Stated task: Rewrite the data below with every occurrence of "F-class FA" changed to "Class F fly ash", keeping everything else the same.

Recorded data:
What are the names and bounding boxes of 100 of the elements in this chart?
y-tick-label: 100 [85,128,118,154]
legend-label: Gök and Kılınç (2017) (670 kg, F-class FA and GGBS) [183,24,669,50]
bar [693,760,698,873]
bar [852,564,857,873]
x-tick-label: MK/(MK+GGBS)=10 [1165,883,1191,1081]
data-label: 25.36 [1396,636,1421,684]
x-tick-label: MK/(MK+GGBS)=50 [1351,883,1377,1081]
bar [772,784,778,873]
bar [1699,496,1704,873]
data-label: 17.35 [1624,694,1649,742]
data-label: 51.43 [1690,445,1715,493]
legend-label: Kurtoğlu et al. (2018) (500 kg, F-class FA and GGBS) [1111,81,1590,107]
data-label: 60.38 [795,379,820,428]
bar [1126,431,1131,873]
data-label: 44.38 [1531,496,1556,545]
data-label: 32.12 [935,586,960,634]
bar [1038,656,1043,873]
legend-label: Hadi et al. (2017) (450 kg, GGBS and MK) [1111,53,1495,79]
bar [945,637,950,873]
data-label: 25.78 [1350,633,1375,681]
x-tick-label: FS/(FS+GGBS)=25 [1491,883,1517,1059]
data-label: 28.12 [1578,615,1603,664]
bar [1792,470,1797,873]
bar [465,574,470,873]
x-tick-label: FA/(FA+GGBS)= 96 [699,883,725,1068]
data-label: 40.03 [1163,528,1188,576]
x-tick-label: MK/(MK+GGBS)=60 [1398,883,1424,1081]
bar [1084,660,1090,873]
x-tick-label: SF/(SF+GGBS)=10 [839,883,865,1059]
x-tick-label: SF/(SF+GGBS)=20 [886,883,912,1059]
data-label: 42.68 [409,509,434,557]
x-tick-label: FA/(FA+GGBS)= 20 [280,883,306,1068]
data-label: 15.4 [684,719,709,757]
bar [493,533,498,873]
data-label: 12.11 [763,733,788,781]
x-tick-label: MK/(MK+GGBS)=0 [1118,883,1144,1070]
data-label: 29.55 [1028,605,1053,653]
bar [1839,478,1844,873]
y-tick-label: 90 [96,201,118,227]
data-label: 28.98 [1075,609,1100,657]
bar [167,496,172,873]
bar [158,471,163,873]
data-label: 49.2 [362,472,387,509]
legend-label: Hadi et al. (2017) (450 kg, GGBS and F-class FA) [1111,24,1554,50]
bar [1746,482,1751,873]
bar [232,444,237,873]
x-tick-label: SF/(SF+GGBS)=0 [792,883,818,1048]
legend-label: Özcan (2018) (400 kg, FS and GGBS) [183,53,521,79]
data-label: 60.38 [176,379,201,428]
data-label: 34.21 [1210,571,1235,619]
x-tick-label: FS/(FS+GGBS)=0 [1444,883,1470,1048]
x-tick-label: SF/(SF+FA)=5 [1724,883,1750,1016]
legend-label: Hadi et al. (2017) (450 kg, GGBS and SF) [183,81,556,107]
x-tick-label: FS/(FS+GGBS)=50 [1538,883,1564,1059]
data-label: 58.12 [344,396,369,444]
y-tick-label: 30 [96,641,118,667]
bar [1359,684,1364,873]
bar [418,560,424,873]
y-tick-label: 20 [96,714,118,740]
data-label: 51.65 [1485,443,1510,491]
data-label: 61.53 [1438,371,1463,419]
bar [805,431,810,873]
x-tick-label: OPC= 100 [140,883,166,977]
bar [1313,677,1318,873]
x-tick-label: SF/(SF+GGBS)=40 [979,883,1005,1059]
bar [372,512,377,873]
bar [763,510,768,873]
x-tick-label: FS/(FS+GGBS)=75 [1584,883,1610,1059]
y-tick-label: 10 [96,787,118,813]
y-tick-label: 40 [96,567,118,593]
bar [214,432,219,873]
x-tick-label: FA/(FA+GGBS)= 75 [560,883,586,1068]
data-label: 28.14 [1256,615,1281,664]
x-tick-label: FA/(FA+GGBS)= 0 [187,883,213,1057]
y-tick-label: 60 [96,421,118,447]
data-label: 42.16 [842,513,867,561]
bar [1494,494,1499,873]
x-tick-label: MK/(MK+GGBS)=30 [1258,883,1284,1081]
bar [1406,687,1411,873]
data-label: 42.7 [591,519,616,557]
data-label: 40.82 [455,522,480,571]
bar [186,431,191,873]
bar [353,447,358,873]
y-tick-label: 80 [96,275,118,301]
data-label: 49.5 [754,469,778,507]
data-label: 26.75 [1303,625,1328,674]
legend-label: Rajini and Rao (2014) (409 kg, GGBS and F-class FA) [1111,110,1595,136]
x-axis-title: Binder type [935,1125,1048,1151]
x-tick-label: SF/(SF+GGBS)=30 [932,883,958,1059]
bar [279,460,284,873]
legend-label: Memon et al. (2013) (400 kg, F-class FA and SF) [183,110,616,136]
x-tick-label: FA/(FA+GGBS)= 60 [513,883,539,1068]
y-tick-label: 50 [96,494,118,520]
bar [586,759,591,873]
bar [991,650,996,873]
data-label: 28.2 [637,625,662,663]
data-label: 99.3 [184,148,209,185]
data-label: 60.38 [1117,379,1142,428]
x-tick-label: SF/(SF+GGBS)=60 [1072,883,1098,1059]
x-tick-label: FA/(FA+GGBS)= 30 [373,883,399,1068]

The answer:
What are the names and bounding boxes of 100 of the elements in this chart?
y-tick-label: 100 [85,128,118,154]
legend-label: Gök and Kılınç (2017) (670 kg, Class F fly ash and GGBS) [183,24,669,50]
bar [693,760,698,873]
bar [852,564,857,873]
x-tick-label: MK/(MK+GGBS)=10 [1165,883,1191,1081]
data-label: 25.36 [1396,636,1421,684]
x-tick-label: MK/(MK+GGBS)=50 [1351,883,1377,1081]
bar [772,784,778,873]
bar [1699,496,1704,873]
data-label: 17.35 [1624,694,1649,742]
data-label: 51.43 [1690,445,1715,493]
legend-label: Kurtoğlu et al. (2018) (500 kg, Class F fly ash and GGBS) [1111,81,1590,107]
data-label: 60.38 [795,379,820,428]
bar [1126,431,1131,873]
data-label: 44.38 [1531,496,1556,545]
data-label: 32.12 [935,586,960,634]
bar [1038,656,1043,873]
legend-label: Hadi et al. (2017) (450 kg, GGBS and MK) [1111,53,1495,79]
bar [945,637,950,873]
data-label: 25.78 [1350,633,1375,681]
x-tick-label: FS/(FS+GGBS)=25 [1491,883,1517,1059]
data-label: 28.12 [1578,615,1603,664]
bar [1792,470,1797,873]
bar [465,574,470,873]
x-tick-label: FA/(FA+GGBS)= 96 [699,883,725,1068]
data-label: 40.03 [1163,528,1188,576]
x-tick-label: MK/(MK+GGBS)=60 [1398,883,1424,1081]
bar [1084,660,1090,873]
x-tick-label: SF/(SF+GGBS)=10 [839,883,865,1059]
x-tick-label: SF/(SF+GGBS)=20 [886,883,912,1059]
data-label: 42.68 [409,509,434,557]
x-tick-label: FA/(FA+GGBS)= 20 [280,883,306,1068]
data-label: 15.4 [684,719,709,757]
bar [493,533,498,873]
data-label: 12.11 [763,733,788,781]
x-tick-label: MK/(MK+GGBS)=0 [1118,883,1144,1070]
data-label: 29.55 [1028,605,1053,653]
bar [1839,478,1844,873]
y-tick-label: 90 [96,201,118,227]
data-label: 28.98 [1075,609,1100,657]
bar [167,496,172,873]
bar [158,471,163,873]
data-label: 49.2 [362,472,387,509]
legend-label: Hadi et al. (2017) (450 kg, GGBS and Class F fly ash) [1111,24,1554,50]
bar [1746,482,1751,873]
bar [232,444,237,873]
x-tick-label: SF/(SF+GGBS)=0 [792,883,818,1048]
legend-label: Özcan (2018) (400 kg, FS and GGBS) [183,53,521,79]
data-label: 60.38 [176,379,201,428]
data-label: 34.21 [1210,571,1235,619]
x-tick-label: FS/(FS+GGBS)=0 [1444,883,1470,1048]
x-tick-label: SF/(SF+FA)=5 [1724,883,1750,1016]
legend-label: Hadi et al. (2017) (450 kg, GGBS and SF) [183,81,556,107]
x-tick-label: FS/(FS+GGBS)=50 [1538,883,1564,1059]
data-label: 58.12 [344,396,369,444]
y-tick-label: 30 [96,641,118,667]
bar [1359,684,1364,873]
bar [418,560,424,873]
y-tick-label: 20 [96,714,118,740]
data-label: 51.65 [1485,443,1510,491]
data-label: 61.53 [1438,371,1463,419]
bar [805,431,810,873]
x-tick-label: OPC= 100 [140,883,166,977]
bar [1313,677,1318,873]
x-tick-label: SF/(SF+GGBS)=40 [979,883,1005,1059]
bar [372,512,377,873]
bar [763,510,768,873]
x-tick-label: FS/(FS+GGBS)=75 [1584,883,1610,1059]
y-tick-label: 10 [96,787,118,813]
y-tick-label: 40 [96,567,118,593]
bar [214,432,219,873]
x-tick-label: FA/(FA+GGBS)= 75 [560,883,586,1068]
data-label: 28.14 [1256,615,1281,664]
x-tick-label: FA/(FA+GGBS)= 0 [187,883,213,1057]
y-tick-label: 60 [96,421,118,447]
data-label: 42.16 [842,513,867,561]
bar [1494,494,1499,873]
x-tick-label: MK/(MK+GGBS)=30 [1258,883,1284,1081]
bar [1406,687,1411,873]
data-label: 42.7 [591,519,616,557]
data-label: 40.82 [455,522,480,571]
bar [186,431,191,873]
bar [353,447,358,873]
y-tick-label: 80 [96,275,118,301]
data-label: 49.5 [754,469,778,507]
data-label: 26.75 [1303,625,1328,674]
legend-label: Rajini and Rao (2014) (409 kg, GGBS and Class F fly ash) [1111,110,1595,136]
x-axis-title: Binder type [935,1125,1048,1151]
x-tick-label: SF/(SF+GGBS)=30 [932,883,958,1059]
bar [279,460,284,873]
legend-label: Memon et al. (2013) (400 kg, Class F fly ash and SF) [183,110,616,136]
x-tick-label: FA/(FA+GGBS)= 60 [513,883,539,1068]
y-tick-label: 50 [96,494,118,520]
bar [586,759,591,873]
bar [991,650,996,873]
data-label: 28.2 [637,625,662,663]
data-label: 99.3 [184,148,209,185]
data-label: 60.38 [1117,379,1142,428]
x-tick-label: SF/(SF+GGBS)=60 [1072,883,1098,1059]
x-tick-label: FA/(FA+GGBS)= 30 [373,883,399,1068]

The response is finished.